Saved entries

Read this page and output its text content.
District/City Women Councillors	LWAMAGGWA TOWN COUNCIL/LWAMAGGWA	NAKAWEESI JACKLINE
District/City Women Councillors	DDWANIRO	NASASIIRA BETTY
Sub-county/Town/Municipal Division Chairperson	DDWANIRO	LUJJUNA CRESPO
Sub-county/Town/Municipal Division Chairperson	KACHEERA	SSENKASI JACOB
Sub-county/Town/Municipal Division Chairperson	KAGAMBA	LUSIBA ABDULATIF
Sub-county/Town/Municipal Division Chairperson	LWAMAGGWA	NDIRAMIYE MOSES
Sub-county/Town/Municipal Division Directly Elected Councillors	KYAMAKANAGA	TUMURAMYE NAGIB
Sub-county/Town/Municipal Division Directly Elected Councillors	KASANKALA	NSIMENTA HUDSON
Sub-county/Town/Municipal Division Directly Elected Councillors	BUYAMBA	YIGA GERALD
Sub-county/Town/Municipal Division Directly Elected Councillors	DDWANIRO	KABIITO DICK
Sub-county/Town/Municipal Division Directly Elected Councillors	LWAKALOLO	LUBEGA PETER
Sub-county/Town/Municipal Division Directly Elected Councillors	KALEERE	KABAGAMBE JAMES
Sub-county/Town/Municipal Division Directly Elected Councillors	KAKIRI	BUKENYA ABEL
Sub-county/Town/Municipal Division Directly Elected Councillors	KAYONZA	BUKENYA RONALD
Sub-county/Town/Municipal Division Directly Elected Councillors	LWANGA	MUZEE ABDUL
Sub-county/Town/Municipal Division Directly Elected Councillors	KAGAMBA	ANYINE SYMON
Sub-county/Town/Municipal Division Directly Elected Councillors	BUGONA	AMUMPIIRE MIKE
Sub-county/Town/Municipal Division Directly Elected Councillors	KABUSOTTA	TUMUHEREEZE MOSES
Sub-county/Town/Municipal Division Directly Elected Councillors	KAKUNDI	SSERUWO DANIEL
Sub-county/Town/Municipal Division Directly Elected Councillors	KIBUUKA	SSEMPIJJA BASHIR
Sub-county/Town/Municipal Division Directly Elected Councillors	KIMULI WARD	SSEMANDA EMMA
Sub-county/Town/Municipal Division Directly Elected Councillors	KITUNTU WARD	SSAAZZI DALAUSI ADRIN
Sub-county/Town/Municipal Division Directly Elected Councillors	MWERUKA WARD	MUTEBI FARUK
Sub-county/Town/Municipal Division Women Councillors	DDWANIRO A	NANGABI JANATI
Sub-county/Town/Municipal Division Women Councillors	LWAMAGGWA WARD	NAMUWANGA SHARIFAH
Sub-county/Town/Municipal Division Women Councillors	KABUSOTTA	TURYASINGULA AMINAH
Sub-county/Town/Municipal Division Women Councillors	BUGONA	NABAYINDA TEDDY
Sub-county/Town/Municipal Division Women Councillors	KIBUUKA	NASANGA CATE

...

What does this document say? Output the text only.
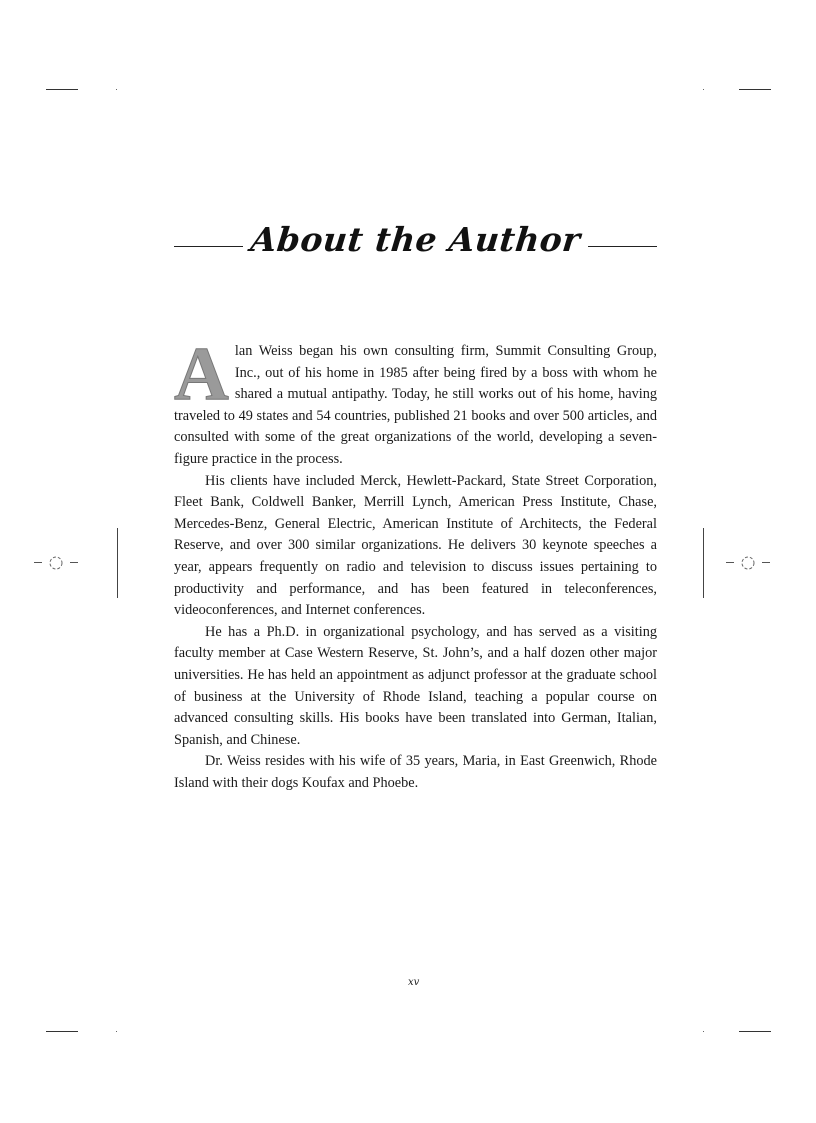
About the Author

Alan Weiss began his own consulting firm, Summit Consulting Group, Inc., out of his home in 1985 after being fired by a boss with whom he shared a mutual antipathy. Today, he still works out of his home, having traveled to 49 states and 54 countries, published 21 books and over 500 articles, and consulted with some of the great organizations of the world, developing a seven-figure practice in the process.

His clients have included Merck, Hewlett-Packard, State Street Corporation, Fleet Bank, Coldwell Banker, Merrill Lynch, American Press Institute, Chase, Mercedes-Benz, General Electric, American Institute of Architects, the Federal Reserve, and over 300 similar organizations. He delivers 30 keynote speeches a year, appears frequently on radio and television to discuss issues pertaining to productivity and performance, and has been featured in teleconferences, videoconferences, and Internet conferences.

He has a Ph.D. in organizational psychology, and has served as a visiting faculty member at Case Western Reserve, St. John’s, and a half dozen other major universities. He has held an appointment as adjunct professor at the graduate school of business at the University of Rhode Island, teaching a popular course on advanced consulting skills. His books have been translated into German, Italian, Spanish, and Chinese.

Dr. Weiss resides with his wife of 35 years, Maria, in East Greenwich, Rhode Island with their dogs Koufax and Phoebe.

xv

_Task brief_: Looking at the listing above, how many of its lines contain the string "LWAMAGGWA"? Give the number alone.

_Correct result_: 3